— AIM OF THE TASK —
Which lines hold the string "byeonwooseok"? Copy every one of them.

— STORED RECORDS —
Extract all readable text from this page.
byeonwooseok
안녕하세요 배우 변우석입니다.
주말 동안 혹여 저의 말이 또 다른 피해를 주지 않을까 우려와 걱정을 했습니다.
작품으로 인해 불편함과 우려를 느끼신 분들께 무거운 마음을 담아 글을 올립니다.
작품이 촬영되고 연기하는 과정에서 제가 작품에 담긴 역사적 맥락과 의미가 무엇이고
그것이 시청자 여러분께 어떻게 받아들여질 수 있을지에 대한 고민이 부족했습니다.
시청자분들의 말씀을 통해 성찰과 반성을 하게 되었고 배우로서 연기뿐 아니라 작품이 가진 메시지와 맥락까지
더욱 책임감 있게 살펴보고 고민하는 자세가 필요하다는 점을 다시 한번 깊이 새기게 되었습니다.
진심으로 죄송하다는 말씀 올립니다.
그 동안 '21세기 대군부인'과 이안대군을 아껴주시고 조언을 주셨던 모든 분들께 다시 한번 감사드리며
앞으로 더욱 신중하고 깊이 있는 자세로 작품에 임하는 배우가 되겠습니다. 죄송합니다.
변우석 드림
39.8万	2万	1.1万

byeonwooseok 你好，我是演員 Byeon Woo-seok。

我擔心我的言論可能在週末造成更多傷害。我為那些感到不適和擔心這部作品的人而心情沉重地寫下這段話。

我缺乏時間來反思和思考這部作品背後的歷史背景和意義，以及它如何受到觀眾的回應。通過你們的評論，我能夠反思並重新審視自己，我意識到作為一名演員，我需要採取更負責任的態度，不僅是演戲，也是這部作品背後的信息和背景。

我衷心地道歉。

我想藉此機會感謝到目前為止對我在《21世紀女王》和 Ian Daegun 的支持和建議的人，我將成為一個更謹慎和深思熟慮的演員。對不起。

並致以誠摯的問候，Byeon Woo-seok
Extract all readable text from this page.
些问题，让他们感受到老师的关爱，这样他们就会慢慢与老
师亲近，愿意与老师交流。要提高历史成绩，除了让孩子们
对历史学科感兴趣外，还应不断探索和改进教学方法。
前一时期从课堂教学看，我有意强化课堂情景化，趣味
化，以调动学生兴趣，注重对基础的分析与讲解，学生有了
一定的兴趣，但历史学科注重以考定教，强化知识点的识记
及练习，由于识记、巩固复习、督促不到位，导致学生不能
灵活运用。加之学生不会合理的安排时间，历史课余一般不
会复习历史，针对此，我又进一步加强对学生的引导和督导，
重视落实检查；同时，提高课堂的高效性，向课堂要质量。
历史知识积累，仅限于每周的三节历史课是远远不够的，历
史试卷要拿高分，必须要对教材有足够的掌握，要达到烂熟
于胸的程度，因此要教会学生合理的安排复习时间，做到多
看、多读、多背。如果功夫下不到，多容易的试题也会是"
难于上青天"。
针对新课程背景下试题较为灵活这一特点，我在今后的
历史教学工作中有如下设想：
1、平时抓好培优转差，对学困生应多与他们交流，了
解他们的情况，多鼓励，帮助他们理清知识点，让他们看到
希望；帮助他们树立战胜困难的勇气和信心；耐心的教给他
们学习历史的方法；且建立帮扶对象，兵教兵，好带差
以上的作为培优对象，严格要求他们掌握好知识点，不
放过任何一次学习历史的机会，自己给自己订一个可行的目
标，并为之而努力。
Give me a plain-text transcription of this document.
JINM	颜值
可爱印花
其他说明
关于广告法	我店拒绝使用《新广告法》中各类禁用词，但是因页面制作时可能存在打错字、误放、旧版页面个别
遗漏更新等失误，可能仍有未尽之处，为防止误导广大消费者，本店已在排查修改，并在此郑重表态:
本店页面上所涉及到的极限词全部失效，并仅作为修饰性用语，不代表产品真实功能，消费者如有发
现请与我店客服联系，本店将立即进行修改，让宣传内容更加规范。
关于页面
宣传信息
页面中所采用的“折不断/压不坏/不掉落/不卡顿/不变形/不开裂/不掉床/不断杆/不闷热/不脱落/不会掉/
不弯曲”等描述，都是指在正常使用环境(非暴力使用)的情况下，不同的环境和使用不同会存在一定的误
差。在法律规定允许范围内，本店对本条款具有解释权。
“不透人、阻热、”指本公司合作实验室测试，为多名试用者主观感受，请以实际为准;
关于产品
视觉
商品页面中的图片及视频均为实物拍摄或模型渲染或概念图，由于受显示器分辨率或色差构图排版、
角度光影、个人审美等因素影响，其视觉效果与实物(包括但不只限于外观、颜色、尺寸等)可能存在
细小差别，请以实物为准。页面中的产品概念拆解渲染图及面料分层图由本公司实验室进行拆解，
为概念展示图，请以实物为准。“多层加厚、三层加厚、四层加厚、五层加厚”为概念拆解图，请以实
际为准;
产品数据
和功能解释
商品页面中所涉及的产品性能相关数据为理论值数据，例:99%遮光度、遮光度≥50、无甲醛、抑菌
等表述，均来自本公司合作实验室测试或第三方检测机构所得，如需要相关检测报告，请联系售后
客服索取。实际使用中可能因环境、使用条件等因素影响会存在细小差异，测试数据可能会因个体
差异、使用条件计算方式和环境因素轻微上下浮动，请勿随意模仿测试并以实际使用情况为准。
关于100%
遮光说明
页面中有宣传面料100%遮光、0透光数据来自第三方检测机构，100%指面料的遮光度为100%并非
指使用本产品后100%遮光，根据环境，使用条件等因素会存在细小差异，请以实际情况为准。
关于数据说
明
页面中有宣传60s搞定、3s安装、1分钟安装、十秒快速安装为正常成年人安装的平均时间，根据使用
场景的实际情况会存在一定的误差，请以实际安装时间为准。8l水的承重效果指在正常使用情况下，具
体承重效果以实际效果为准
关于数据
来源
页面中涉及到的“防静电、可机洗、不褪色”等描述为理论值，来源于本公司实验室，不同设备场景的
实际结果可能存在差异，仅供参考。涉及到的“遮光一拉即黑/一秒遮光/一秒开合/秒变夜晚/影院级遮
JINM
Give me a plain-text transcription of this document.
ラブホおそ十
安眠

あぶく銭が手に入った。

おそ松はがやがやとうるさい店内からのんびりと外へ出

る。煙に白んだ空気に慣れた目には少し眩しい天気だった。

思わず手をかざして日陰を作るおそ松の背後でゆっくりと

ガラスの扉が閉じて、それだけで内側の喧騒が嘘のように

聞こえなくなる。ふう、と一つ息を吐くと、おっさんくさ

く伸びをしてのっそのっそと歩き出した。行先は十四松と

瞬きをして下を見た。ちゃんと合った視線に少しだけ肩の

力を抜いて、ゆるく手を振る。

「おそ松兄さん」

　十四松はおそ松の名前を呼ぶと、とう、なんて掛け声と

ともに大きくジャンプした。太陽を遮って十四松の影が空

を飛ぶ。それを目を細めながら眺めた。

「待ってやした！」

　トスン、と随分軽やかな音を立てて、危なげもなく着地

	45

— TASK RESPONSE —
byeonwooseok
byeonwooseok 你好，我是演員 Byeon Woo-seok。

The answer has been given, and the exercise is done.